Please print every record below exactly as it appears.

**WORKING DATA:**
>> start

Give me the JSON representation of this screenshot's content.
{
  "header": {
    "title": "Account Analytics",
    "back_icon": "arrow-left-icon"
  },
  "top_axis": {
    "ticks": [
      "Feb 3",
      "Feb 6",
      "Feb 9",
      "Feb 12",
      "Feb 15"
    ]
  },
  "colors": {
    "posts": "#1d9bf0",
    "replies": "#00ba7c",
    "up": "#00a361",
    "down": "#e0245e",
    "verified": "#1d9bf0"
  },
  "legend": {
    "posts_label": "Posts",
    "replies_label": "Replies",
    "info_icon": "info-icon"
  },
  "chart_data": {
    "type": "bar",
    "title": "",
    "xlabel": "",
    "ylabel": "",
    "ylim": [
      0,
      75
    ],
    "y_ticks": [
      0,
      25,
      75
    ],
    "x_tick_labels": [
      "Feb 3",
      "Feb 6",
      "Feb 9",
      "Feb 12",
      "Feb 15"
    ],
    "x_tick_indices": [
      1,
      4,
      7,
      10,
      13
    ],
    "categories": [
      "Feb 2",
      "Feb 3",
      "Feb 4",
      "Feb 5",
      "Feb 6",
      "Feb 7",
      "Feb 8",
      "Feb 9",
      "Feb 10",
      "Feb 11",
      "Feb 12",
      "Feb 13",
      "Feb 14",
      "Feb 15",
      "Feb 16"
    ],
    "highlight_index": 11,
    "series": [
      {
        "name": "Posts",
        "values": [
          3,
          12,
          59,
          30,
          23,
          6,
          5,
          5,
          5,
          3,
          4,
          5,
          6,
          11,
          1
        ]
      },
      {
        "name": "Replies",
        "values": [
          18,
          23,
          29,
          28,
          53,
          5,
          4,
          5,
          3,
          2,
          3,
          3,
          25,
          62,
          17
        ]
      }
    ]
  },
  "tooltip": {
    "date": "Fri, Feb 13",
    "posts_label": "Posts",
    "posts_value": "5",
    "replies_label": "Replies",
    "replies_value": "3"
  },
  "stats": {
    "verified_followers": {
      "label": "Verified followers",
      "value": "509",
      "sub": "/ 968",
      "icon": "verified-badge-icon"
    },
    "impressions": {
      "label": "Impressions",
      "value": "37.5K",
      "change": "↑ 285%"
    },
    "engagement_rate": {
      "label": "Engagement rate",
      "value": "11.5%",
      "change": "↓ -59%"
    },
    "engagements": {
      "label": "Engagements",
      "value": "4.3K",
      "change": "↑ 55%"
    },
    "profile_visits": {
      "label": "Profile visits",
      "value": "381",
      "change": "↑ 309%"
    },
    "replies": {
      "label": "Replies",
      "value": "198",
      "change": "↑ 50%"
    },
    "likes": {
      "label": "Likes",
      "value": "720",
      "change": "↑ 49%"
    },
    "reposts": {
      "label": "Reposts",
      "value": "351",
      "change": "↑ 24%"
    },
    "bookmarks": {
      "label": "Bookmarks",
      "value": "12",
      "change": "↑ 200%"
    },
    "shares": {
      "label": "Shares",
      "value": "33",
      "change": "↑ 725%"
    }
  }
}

>> end

**SOLUTION:**
Give me the JSON representation of this screenshot's content.
{
  "header": {
    "title": "Account Analytics",
    "back_icon": "arrow-left-icon"
  },
  "top_axis": {
    "ticks": [
      "Feb 3",
      "Feb 6",
      "Feb 9",
      "Feb 12",
      "Feb 15"
    ]
  },
  "colors": {
    "posts": "#1d9bf0",
    "replies": "#00ba7c",
    "up": "#00a361",
    "down": "#e0245e",
    "verified": "#1d9bf0"
  },
  "legend": {
    "posts_label": "Posts",
    "replies_label": "Replies",
    "info_icon": "info-icon"
  },
  "chart_data": {
    "type": "bar",
    "title": "",
    "xlabel": "",
    "ylabel": "",
    "ylim": [
      0,
      75
    ],
    "y_ticks": [
      0,
      25,
      75
    ],
    "x_tick_labels": [
      "Feb 3",
      "Feb 6",
      "Feb 9",
      "Feb 12",
      "Feb 15"
    ],
    "x_tick_indices": [
      1,
      4,
      7,
      10,
      13
    ],
    "categories": [
      "Feb 2",
      "Feb 3",
      "Feb 4",
      "Feb 5",
      "Feb 6",
      "Feb 7",
      "Feb 8",
      "Feb 9",
      "Feb 10",
      "Feb 11",
      "Feb 12",
      "Feb 13",
      "Feb 14",
      "Feb 15",
      "Feb 16"
    ],
    "highlight_index": 11,
    "series": [
      {
        "name": "Posts",
        "values": [
          3,
          12,
          59,
          30,
          23,
          6,
          5,
          5,
          5,
          3,
          4,
          5,
          6,
          11,
          1
        ]
      },
      {
        "name": "Replies",
        "values": [
          18,
          23,
          29,
          28,
          53,
          5,
          4,
          5,
          3,
          2,
          3,
          3,
          25,
          62,
          17
        ]
      }
    ]
  },
  "tooltip": {
    "date": "Fri, Feb 13",
    "posts_label": "Posts",
    "posts_value": "5",
    "replies_label": "Replies",
    "replies_value": "3"
  },
  "stats": {
    "verified_followers": {
      "label": "Verified followers",
      "value": "509",
      "sub": "/ 968",
      "icon": "verified-badge-icon"
    },
    "impressions": {
      "label": "Impressions",
      "value": "37.5K",
      "change": "↑ 285%"
    },
    "engagement_rate": {
      "label": "Engagement rate",
      "value": "11.5%",
      "change": "↓ -59%"
    },
    "engagements": {
      "label": "Engagements",
      "value": "4.3K",
      "change": "↑ 55%"
    },
    "profile_visits": {
      "label": "Profile visits",
      "value": "381",
      "change": "↑ 309%"
    },
    "replies": {
      "label": "Replies",
      "value": "198",
      "change": "↑ 50%"
    },
    "likes": {
      "label": "Likes",
      "value": "720",
      "change": "↑ 49%"
    },
    "reposts": {
      "label": "Reposts",
      "value": "351",
      "change": "↑ 24%"
    },
    "bookmarks": {
      "label": "Bookmarks",
      "value": "12",
      "change": "↑ 200%"
    },
    "shares": {
      "label": "Shares",
      "value": "33",
      "change": "↑ 725%"
    }
  }
}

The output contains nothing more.